TASK TO COMPLETE:
Restate the complete material exactly.

RECORD EXTRACTS:
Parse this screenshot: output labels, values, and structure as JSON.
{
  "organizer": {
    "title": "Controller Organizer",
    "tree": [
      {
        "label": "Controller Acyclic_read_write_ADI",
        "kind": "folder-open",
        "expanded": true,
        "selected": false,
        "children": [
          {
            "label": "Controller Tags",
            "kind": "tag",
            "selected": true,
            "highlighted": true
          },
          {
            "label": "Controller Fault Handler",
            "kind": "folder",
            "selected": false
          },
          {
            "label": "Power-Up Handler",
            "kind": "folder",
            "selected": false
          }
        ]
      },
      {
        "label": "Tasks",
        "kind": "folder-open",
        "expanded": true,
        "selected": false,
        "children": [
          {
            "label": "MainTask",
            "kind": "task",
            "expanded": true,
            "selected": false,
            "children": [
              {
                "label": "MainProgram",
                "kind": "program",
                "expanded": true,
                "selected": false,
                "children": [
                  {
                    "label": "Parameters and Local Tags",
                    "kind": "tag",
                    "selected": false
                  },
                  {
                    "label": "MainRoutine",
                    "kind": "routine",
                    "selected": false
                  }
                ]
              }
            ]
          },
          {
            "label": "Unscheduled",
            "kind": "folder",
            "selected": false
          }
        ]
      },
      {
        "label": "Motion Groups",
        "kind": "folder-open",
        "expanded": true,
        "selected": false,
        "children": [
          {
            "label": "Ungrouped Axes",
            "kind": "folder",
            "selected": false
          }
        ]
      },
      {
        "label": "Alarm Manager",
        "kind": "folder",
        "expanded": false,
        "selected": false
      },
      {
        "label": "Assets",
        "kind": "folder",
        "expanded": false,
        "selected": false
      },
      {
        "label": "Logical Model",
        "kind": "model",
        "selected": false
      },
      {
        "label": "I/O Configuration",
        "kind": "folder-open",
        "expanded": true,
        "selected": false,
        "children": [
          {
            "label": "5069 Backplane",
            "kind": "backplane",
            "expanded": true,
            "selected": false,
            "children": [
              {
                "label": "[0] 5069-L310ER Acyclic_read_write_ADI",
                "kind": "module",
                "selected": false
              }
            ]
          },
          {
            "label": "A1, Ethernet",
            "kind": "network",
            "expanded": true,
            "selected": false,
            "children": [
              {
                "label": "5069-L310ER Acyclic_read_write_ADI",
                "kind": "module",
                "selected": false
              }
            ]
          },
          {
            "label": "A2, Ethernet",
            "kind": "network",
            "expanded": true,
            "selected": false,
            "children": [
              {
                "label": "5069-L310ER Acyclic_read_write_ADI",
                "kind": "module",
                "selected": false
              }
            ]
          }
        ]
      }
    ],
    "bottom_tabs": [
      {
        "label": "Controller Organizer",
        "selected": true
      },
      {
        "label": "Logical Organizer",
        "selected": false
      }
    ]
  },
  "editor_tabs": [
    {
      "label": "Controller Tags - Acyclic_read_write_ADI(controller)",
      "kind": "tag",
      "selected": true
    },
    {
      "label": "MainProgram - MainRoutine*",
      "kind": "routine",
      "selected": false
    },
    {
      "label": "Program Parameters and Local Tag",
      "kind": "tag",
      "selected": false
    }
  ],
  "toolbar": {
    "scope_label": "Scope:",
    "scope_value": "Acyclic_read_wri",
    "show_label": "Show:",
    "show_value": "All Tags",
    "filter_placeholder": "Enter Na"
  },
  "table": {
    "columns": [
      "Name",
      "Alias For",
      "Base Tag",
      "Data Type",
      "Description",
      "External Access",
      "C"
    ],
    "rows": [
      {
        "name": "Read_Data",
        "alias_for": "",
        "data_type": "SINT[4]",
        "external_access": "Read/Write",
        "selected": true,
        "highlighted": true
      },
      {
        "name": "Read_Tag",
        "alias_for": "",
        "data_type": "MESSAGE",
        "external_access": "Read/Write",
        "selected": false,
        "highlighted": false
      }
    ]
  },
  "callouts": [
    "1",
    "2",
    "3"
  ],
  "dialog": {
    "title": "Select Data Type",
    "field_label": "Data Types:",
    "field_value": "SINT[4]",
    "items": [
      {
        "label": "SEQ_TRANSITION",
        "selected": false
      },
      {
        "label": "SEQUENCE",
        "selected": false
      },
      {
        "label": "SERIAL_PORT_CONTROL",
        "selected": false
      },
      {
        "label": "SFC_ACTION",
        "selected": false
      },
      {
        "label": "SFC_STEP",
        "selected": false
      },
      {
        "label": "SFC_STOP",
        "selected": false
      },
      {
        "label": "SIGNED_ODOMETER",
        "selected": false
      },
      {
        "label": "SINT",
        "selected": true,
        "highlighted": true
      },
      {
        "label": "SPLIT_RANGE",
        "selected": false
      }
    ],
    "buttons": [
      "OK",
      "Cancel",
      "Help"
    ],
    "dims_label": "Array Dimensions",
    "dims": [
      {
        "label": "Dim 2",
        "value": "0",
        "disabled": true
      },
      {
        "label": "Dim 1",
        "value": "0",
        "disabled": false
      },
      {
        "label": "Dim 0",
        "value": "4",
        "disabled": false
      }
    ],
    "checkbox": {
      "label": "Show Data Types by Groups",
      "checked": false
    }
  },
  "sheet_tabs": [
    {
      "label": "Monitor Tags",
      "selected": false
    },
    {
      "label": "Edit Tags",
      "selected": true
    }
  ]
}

REPLY TO THE TASK:
Parse this screenshot: output labels, values, and structure as JSON.
{
  "organizer": {
    "title": "Controller Organizer",
    "tree": [
      {
        "label": "Controller Acyclic_read_write_ADI",
        "kind": "folder-open",
        "expanded": true,
        "selected": false,
        "children": [
          {
            "label": "Controller Tags",
            "kind": "tag",
            "selected": true,
            "highlighted": true
          },
          {
            "label": "Controller Fault Handler",
            "kind": "folder",
            "selected": false
          },
          {
            "label": "Power-Up Handler",
            "kind": "folder",
            "selected": false
          }
        ]
      },
      {
        "label": "Tasks",
        "kind": "folder-open",
        "expanded": true,
        "selected": false,
        "children": [
          {
            "label": "MainTask",
            "kind": "task",
            "expanded": true,
            "selected": false,
            "children": [
              {
                "label": "MainProgram",
                "kind": "program",
                "expanded": true,
                "selected": false,
                "children": [
                  {
                    "label": "Parameters and Local Tags",
                    "kind": "tag",
                    "selected": false
                  },
                  {
                    "label": "MainRoutine",
                    "kind": "routine",
                    "selected": false
                  }
                ]
              }
            ]
          },
          {
            "label": "Unscheduled",
            "kind": "folder",
            "selected": false
          }
        ]
      },
      {
        "label": "Motion Groups",
        "kind": "folder-open",
        "expanded": true,
        "selected": false,
        "children": [
          {
            "label": "Ungrouped Axes",
            "kind": "folder",
            "selected": false
          }
        ]
      },
      {
        "label": "Alarm Manager",
        "kind": "folder",
        "expanded": false,
        "selected": false
      },
      {
        "label": "Assets",
        "kind": "folder",
        "expanded": false,
        "selected": false
      },
      {
        "label": "Logical Model",
        "kind": "model",
        "selected": false
      },
      {
        "label": "I/O Configuration",
        "kind": "folder-open",
        "expanded": true,
        "selected": false,
        "children": [
          {
            "label": "5069 Backplane",
            "kind": "backplane",
            "expanded": true,
            "selected": false,
            "children": [
              {
                "label": "[0] 5069-L310ER Acyclic_read_write_ADI",
                "kind": "module",
                "selected": false
              }
            ]
          },
          {
            "label": "A1, Ethernet",
            "kind": "network",
            "expanded": true,
            "selected": false,
            "children": [
              {
                "label": "5069-L310ER Acyclic_read_write_ADI",
                "kind": "module",
                "selected": false
              }
            ]
          },
          {
            "label": "A2, Ethernet",
            "kind": "network",
            "expanded": true,
            "selected": false,
            "children": [
              {
                "label": "5069-L310ER Acyclic_read_write_ADI",
                "kind": "module",
                "selected": false
              }
            ]
          }
        ]
      }
    ],
    "bottom_tabs": [
      {
        "label": "Controller Organizer",
        "selected": true
      },
      {
        "label": "Logical Organizer",
        "selected": false
      }
    ]
  },
  "editor_tabs": [
    {
      "label": "Controller Tags - Acyclic_read_write_ADI(controller)",
      "kind": "tag",
      "selected": true
    },
    {
      "label": "MainProgram - MainRoutine*",
      "kind": "routine",
      "selected": false
    },
    {
      "label": "Program Parameters and Local Tag",
      "kind": "tag",
      "selected": false
    }
  ],
  "toolbar": {
    "scope_label": "Scope:",
    "scope_value": "Acyclic_read_wri",
    "show_label": "Show:",
    "show_value": "All Tags",
    "filter_placeholder": "Enter Na"
  },
  "table": {
    "columns": [
      "Name",
      "Alias For",
      "Base Tag",
      "Data Type",
      "Description",
      "External Access",
      "C"
    ],
    "rows": [
      {
        "name": "Read_Data",
        "alias_for": "",
        "data_type": "SINT[4]",
        "external_access": "Read/Write",
        "selected": true,
        "highlighted": true
      },
      {
        "name": "Read_Tag",
        "alias_for": "",
        "data_type": "MESSAGE",
        "external_access": "Read/Write",
        "selected": false,
        "highlighted": false
      }
    ]
  },
  "callouts": [
    "1",
    "2",
    "3"
  ],
  "dialog": {
    "title": "Select Data Type",
    "field_label": "Data Types:",
    "field_value": "SINT[4]",
    "items": [
      {
        "label": "SEQ_TRANSITION",
        "selected": false
      },
      {
        "label": "SEQUENCE",
        "selected": false
      },
      {
        "label": "SERIAL_PORT_CONTROL",
        "selected": false
      },
      {
        "label": "SFC_ACTION",
        "selected": false
      },
      {
        "label": "SFC_STEP",
        "selected": false
      },
      {
        "label": "SFC_STOP",
        "selected": false
      },
      {
        "label": "SIGNED_ODOMETER",
        "selected": false
      },
      {
        "label": "SINT",
        "selected": true,
        "highlighted": true
      },
      {
        "label": "SPLIT_RANGE",
        "selected": false
      }
    ],
    "buttons": [
      "OK",
      "Cancel",
      "Help"
    ],
    "dims_label": "Array Dimensions",
    "dims": [
      {
        "label": "Dim 2",
        "value": "0",
        "disabled": true
      },
      {
        "label": "Dim 1",
        "value": "0",
        "disabled": false
      },
      {
        "label": "Dim 0",
        "value": "4",
        "disabled": false
      }
    ],
    "checkbox": {
      "label": "Show Data Types by Groups",
      "checked": false
    }
  },
  "sheet_tabs": [
    {
      "label": "Monitor Tags",
      "selected": false
    },
    {
      "label": "Edit Tags",
      "selected": true
    }
  ]
}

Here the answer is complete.